— What the task requires —
Turn the items below into a Markdown table with two columns, Row and Line, giving each nonblank line its own numbered row and leaving out blank lines.

— Excerpted data —
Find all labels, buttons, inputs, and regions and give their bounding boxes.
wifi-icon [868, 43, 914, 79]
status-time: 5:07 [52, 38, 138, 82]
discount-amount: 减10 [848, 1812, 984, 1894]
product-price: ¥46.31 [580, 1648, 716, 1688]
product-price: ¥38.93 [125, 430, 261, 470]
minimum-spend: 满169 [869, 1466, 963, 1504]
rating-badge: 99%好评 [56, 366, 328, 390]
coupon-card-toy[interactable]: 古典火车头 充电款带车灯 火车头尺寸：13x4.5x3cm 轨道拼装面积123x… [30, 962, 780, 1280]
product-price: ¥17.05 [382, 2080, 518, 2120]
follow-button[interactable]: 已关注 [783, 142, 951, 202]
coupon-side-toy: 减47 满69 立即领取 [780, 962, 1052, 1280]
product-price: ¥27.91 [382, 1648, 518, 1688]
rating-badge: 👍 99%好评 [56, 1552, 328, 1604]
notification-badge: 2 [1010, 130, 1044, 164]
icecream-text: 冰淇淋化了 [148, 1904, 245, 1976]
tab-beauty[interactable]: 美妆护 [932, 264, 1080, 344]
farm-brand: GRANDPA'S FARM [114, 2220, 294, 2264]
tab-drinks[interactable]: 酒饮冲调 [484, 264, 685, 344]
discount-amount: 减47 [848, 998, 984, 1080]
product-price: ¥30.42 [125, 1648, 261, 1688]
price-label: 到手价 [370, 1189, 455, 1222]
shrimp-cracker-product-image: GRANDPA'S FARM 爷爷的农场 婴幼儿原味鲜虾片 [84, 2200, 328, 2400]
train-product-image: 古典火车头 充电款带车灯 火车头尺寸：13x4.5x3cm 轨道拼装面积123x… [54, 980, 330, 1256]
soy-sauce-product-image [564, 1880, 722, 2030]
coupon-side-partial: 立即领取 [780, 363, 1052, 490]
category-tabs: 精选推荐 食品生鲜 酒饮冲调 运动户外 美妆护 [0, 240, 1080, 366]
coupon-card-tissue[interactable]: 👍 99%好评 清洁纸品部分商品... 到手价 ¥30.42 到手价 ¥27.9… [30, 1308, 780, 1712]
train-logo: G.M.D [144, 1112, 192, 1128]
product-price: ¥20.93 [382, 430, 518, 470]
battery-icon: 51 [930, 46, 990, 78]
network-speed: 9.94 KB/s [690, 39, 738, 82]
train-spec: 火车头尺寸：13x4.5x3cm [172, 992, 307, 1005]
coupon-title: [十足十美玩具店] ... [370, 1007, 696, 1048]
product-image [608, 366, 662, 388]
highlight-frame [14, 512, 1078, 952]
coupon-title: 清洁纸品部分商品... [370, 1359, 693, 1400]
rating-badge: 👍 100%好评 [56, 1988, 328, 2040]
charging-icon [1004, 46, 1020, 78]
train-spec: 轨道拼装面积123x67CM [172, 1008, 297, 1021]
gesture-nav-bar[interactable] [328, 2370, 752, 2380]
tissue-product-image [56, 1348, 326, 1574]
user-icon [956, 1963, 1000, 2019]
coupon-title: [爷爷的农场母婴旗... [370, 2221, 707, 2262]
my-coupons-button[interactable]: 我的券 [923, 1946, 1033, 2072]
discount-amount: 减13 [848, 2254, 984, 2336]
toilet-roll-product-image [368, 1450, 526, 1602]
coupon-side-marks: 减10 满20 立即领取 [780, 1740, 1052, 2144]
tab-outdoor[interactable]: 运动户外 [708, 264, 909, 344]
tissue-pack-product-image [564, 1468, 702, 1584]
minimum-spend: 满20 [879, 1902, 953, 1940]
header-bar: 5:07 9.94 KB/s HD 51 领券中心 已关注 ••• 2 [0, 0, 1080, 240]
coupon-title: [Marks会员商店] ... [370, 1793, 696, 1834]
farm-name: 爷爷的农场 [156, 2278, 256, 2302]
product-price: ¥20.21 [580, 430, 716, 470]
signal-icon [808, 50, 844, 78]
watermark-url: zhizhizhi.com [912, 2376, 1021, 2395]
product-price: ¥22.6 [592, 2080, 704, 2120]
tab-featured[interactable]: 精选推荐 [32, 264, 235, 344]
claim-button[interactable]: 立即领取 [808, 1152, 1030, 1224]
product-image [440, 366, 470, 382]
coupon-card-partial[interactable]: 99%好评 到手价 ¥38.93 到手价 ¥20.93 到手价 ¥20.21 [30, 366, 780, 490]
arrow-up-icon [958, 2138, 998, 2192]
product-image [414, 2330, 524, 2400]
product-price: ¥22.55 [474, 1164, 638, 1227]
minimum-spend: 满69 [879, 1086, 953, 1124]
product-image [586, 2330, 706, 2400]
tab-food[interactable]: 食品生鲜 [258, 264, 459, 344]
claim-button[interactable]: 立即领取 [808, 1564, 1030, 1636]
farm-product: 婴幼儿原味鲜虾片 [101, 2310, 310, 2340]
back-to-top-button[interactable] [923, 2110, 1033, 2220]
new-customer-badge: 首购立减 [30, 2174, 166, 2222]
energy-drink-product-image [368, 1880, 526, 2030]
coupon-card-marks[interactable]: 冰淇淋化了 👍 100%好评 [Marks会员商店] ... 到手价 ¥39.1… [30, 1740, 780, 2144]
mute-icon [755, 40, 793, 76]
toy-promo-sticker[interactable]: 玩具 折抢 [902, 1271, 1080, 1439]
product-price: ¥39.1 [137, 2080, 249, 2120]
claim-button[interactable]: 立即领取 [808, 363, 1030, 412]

— Solved exercise —
| Row | Line |
|---|---|
| 1 | Find all labels, buttons, inputs, and regions and give their bounding boxes. |
| 2 | wifi-icon [868, 43, 914, 79] |
| 3 | status-time: 5:07 [52, 38, 138, 82] |
| 4 | discount-amount: 减10 [848, 1812, 984, 1894] |
| 5 | product-price: ¥46.31 [580, 1648, 716, 1688] |
| 6 | product-price: ¥38.93 [125, 430, 261, 470] |
| 7 | minimum-spend: 满169 [869, 1466, 963, 1504] |
| 8 | rating-badge: 99%好评 [56, 366, 328, 390] |
| 9 | coupon-card-toy[interactable]: 古典火车头 充电款带车灯 火车头尺寸：13x4.5x3cm 轨道拼装面积123x… [30, 962, 780, 1280] |
| 10 | product-price: ¥17.05 [382, 2080, 518, 2120] |
| 11 | follow-button[interactable]: 已关注 [783, 142, 951, 202] |
| 12 | coupon-side-toy: 减47 满69 立即领取 [780, 962, 1052, 1280] |
| 13 | product-price: ¥27.91 [382, 1648, 518, 1688] |
| 14 | rating-badge: 👍 99%好评 [56, 1552, 328, 1604] |
| 15 | notification-badge: 2 [1010, 130, 1044, 164] |
| 16 | icecream-text: 冰淇淋化了 [148, 1904, 245, 1976] |
| 17 | tab-beauty[interactable]: 美妆护 [932, 264, 1080, 344] |
| 18 | farm-brand: GRANDPA'S FARM [114, 2220, 294, 2264] |
| 19 | tab-drinks[interactable]: 酒饮冲调 [484, 264, 685, 344] |
| 20 | discount-amount: 减47 [848, 998, 984, 1080] |
| 21 | product-price: ¥30.42 [125, 1648, 261, 1688] |
| 22 | price-label: 到手价 [370, 1189, 455, 1222] |
| 23 | shrimp-cracker-product-image: GRANDPA'S FARM 爷爷的农场 婴幼儿原味鲜虾片 [84, 2200, 328, 2400] |
| 24 | train-product-image: 古典火车头 充电款带车灯 火车头尺寸：13x4.5x3cm 轨道拼装面积123x… [54, 980, 330, 1256] |
| 25 | soy-sauce-product-image [564, 1880, 722, 2030] |
| 26 | coupon-side-partial: 立即领取 [780, 363, 1052, 490] |
| 27 | category-tabs: 精选推荐 食品生鲜 酒饮冲调 运动户外 美妆护 [0, 240, 1080, 366] |
| 28 | coupon-card-tissue[interactable]: 👍 99%好评 清洁纸品部分商品... 到手价 ¥30.42 到手价 ¥27.9… [30, 1308, 780, 1712] |
| 29 | train-logo: G.M.D [144, 1112, 192, 1128] |
| 30 | product-price: ¥20.93 [382, 430, 518, 470] |
| 31 | battery-icon: 51 [930, 46, 990, 78] |
| 32 | network-speed: 9.94 KB/s [690, 39, 738, 82] |
| 33 | train-spec: 火车头尺寸：13x4.5x3cm [172, 992, 307, 1005] |
| 34 | coupon-title: [十足十美玩具店] ... [370, 1007, 696, 1048] |
| 35 | product-image [608, 366, 662, 388] |
| 36 | highlight-frame [14, 512, 1078, 952] |
| 37 | coupon-title: 清洁纸品部分商品... [370, 1359, 693, 1400] |
| 38 | rating-badge: 👍 100%好评 [56, 1988, 328, 2040] |
| 39 | charging-icon [1004, 46, 1020, 78] |
| 40 | train-spec: 轨道拼装面积123x67CM [172, 1008, 297, 1021] |
| 41 | gesture-nav-bar[interactable] [328, 2370, 752, 2380] |
| 42 | tissue-product-image [56, 1348, 326, 1574] |
| 43 | user-icon [956, 1963, 1000, 2019] |
| 44 | coupon-title: [爷爷的农场母婴旗... [370, 2221, 707, 2262] |
| 45 | my-coupons-button[interactable]: 我的券 [923, 1946, 1033, 2072] |
| 46 | discount-amount: 减13 [848, 2254, 984, 2336] |
| 47 | toilet-roll-product-image [368, 1450, 526, 1602] |
| 48 | coupon-side-marks: 减10 满20 立即领取 [780, 1740, 1052, 2144] |
| 49 | tab-outdoor[interactable]: 运动户外 [708, 264, 909, 344] |
| 50 | tissue-pack-product-image [564, 1468, 702, 1584] |
| 51 | minimum-spend: 满20 [879, 1902, 953, 1940] |
| 52 | header-bar: 5:07 9.94 KB/s HD 51 领券中心 已关注 ••• 2 [0, 0, 1080, 240] |
| 53 | coupon-title: [Marks会员商店] ... [370, 1793, 696, 1834] |
| 54 | farm-name: 爷爷的农场 [156, 2278, 256, 2302] |
| 55 | product-price: ¥20.21 [580, 430, 716, 470] |
| 56 | signal-icon [808, 50, 844, 78] |
| 57 | watermark-url: zhizhizhi.com [912, 2376, 1021, 2395] |
| 58 | product-price: ¥22.6 [592, 2080, 704, 2120] |
| 59 | tab-featured[interactable]: 精选推荐 [32, 264, 235, 344] |
| 60 | claim-button[interactable]: 立即领取 [808, 1152, 1030, 1224] |
| 61 | product-image [440, 366, 470, 382] |
| 62 | coupon-card-partial[interactable]: 99%好评 到手价 ¥38.93 到手价 ¥20.93 到手价 ¥20.21 [30, 366, 780, 490] |
| 63 | arrow-up-icon [958, 2138, 998, 2192] |
| 64 | product-image [414, 2330, 524, 2400] |
| 65 | product-price: ¥22.55 [474, 1164, 638, 1227] |
| 66 | minimum-spend: 满69 [879, 1086, 953, 1124] |
| 67 | product-image [586, 2330, 706, 2400] |
| 68 | tab-food[interactable]: 食品生鲜 [258, 264, 459, 344] |
| 69 | claim-button[interactable]: 立即领取 [808, 1564, 1030, 1636] |
| 70 | farm-product: 婴幼儿原味鲜虾片 [101, 2310, 310, 2340] |
| 71 | back-to-top-button[interactable] [923, 2110, 1033, 2220] |
| 72 | new-customer-badge: 首购立减 [30, 2174, 166, 2222] |
| 73 | energy-drink-product-image [368, 1880, 526, 2030] |
| 74 | coupon-card-marks[interactable]: 冰淇淋化了 👍 100%好评 [Marks会员商店] ... 到手价 ¥39.1… [30, 1740, 780, 2144] |
| 75 | mute-icon [755, 40, 793, 76] |
| 76 | toy-promo-sticker[interactable]: 玩具 折抢 [902, 1271, 1080, 1439] |
| 77 | product-price: ¥39.1 [137, 2080, 249, 2120] |
| 78 | claim-button[interactable]: 立即领取 [808, 363, 1030, 412] |